Lines of data

========================================

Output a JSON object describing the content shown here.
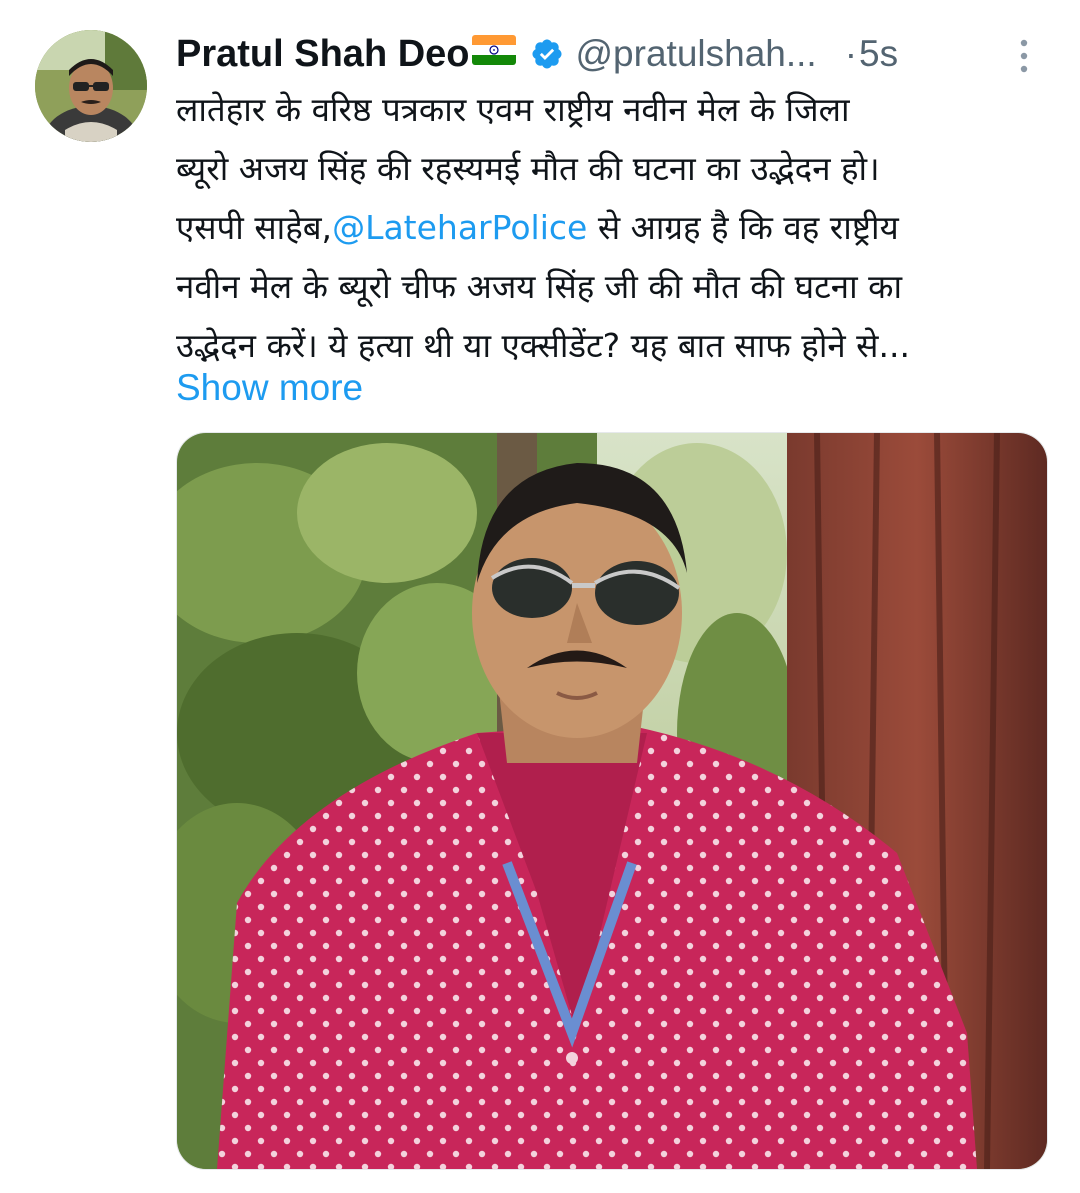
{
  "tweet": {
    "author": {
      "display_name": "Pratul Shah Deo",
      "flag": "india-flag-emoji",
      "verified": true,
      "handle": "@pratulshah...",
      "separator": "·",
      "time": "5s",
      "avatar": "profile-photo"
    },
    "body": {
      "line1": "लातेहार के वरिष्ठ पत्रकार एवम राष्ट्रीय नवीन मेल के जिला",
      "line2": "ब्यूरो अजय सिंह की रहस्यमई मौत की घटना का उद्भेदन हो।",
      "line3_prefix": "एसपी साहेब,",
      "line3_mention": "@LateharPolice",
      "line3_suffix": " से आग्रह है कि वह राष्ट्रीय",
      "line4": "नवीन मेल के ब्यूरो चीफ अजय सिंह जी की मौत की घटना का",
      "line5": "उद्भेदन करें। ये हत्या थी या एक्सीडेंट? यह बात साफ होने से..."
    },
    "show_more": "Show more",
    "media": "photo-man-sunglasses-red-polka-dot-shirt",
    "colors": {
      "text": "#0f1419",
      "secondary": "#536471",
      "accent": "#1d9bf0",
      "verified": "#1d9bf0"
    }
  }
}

========================================

Give the data again exactly as written, with all pictures left out.

Output a JSON object describing the content shown here.
{
  "tweet": {
    "author": {
      "display_name": "Pratul Shah Deo",
      "flag": "india-flag-emoji",
      "verified": true,
      "handle": "@pratulshah...",
      "separator": "·",
      "time": "5s",
      "avatar": "profile-photo"
    },
    "body": {
      "line1": "लातेहार के वरिष्ठ पत्रकार एवम राष्ट्रीय नवीन मेल के जिला",
      "line2": "ब्यूरो अजय सिंह की रहस्यमई मौत की घटना का उद्भेदन हो।",
      "line3_prefix": "एसपी साहेब,",
      "line3_mention": "@LateharPolice",
      "line3_suffix": " से आग्रह है कि वह राष्ट्रीय",
      "line4": "नवीन मेल के ब्यूरो चीफ अजय सिंह जी की मौत की घटना का",
      "line5": "उद्भेदन करें। ये हत्या थी या एक्सीडेंट? यह बात साफ होने से..."
    },
    "show_more": "Show more",
    "media": "photo-man-sunglasses-red-polka-dot-shirt",
    "colors": {
      "text": "#0f1419",
      "secondary": "#536471",
      "accent": "#1d9bf0",
      "verified": "#1d9bf0"
    }
  }
}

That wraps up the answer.